(Exercise objective) Can you return every line of the listing below verbatim, omitting the pictures?

[Page element annotations]
-=-=-=-=-

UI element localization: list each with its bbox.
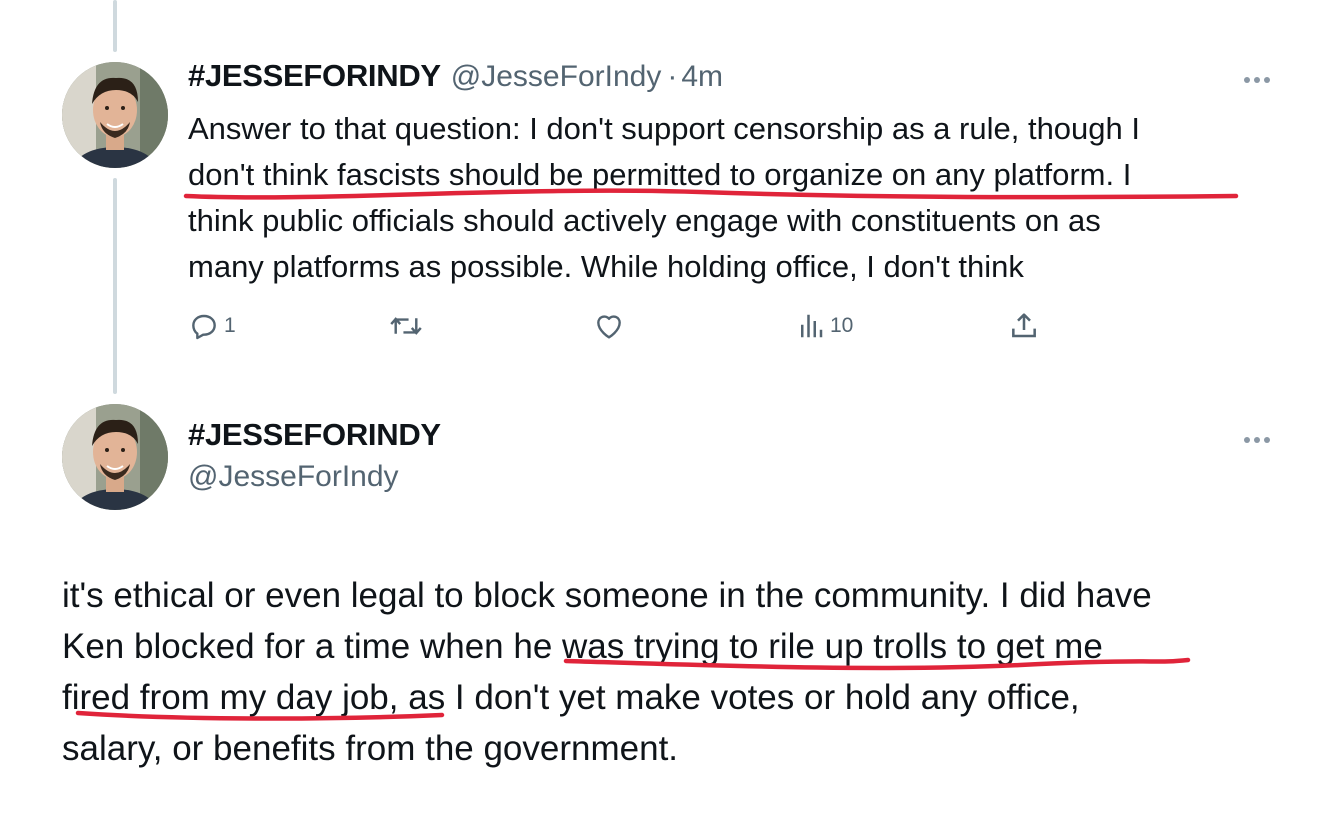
tweet-text-line: it's ethical or even legal to block some…: [62, 576, 1152, 615]
heart-icon: [597, 315, 621, 339]
reply-button[interactable]: 1: [188, 306, 236, 346]
retweet-icon: [390, 317, 422, 335]
tweet-text-line: don't think fascists should be permitted…: [188, 157, 1132, 192]
views-count: 10: [830, 314, 854, 337]
avatar[interactable]: [62, 62, 168, 168]
reply-icon: [192, 314, 216, 340]
tweet-text-line: fired from my day job, as I don't yet ma…: [62, 678, 1080, 717]
like-button[interactable]: [592, 306, 626, 346]
avatar[interactable]: [62, 404, 168, 510]
share-icon: [1012, 313, 1036, 338]
views-button[interactable]: 10: [796, 306, 853, 346]
tweet-text-line: Ken blocked for a time when he was tryin…: [62, 627, 1103, 666]
user-handle[interactable]: @JesseForIndy: [188, 460, 399, 494]
more-dots-icon[interactable]: [1242, 66, 1272, 90]
thread-line-top: [113, 0, 117, 52]
thread-line-middle: [113, 178, 117, 394]
display-name[interactable]: #JESSEFORINDY: [188, 417, 441, 453]
more-dots-icon[interactable]: [1242, 426, 1272, 450]
tweet-text-line: Answer to that question: I don't support…: [188, 111, 1140, 146]
user-handle[interactable]: @JesseForIndy: [451, 60, 662, 94]
tweet-text-line: many platforms as possible. While holdin…: [188, 249, 1024, 284]
display-name[interactable]: #JESSEFORINDY: [188, 58, 441, 94]
tweet-text-line: salary, or benefits from the government.: [62, 729, 679, 768]
retweet-button[interactable]: [388, 306, 424, 346]
views-icon: [801, 314, 823, 338]
tweet-text-line: think public officials should actively e…: [188, 203, 1101, 238]
separator-dot: ·: [667, 60, 678, 93]
reply-count: 1: [224, 314, 236, 337]
share-button[interactable]: [1008, 306, 1040, 346]
timestamp[interactable]: 4m: [681, 60, 723, 94]
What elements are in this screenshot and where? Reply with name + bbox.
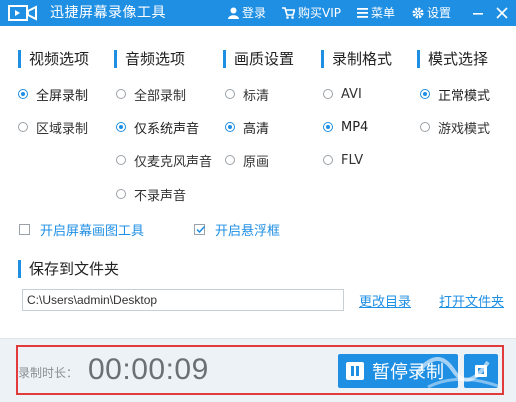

-=-=-=-=-

(Answer to this task)
UI element localization: list each with its bbox.
tweet-text-line: it's ethical or even legal to block some…: [62, 576, 1152, 615]
heart-icon: [597, 315, 621, 339]
reply-button[interactable]: 1: [188, 306, 236, 346]
retweet-icon: [390, 317, 422, 335]
tweet-text-line: don't think fascists should be permitted…: [188, 157, 1132, 192]
views-count: 10: [830, 314, 854, 337]
avatar[interactable]: [62, 62, 168, 168]
reply-icon: [192, 314, 216, 340]
tweet-text-line: fired from my day job, as I don't yet ma…: [62, 678, 1080, 717]
like-button[interactable]: [592, 306, 626, 346]
avatar[interactable]: [62, 404, 168, 510]
share-icon: [1012, 313, 1036, 338]
views-button[interactable]: 10: [796, 306, 853, 346]
tweet-text-line: Ken blocked for a time when he was tryin…: [62, 627, 1103, 666]
user-handle[interactable]: @JesseForIndy: [188, 460, 399, 494]
more-dots-icon[interactable]: [1242, 66, 1272, 90]
thread-line-top: [113, 0, 117, 52]
thread-line-middle: [113, 178, 117, 394]
display-name[interactable]: #JESSEFORINDY: [188, 417, 441, 453]
more-dots-icon[interactable]: [1242, 426, 1272, 450]
tweet-text-line: Answer to that question: I don't support…: [188, 111, 1140, 146]
user-handle[interactable]: @JesseForIndy: [451, 60, 662, 94]
tweet-text-line: many platforms as possible. While holdin…: [188, 249, 1024, 284]
display-name[interactable]: #JESSEFORINDY: [188, 58, 441, 94]
tweet-text-line: salary, or benefits from the government.: [62, 729, 679, 768]
retweet-button[interactable]: [388, 306, 424, 346]
views-icon: [801, 314, 823, 338]
tweet-text-line: think public officials should actively e…: [188, 203, 1101, 238]
separator-dot: ·: [667, 60, 678, 93]
reply-count: 1: [224, 314, 236, 337]
share-button[interactable]: [1008, 306, 1040, 346]
timestamp[interactable]: 4m: [681, 60, 723, 94]
What elements are in this screenshot and where? Reply with name + bbox.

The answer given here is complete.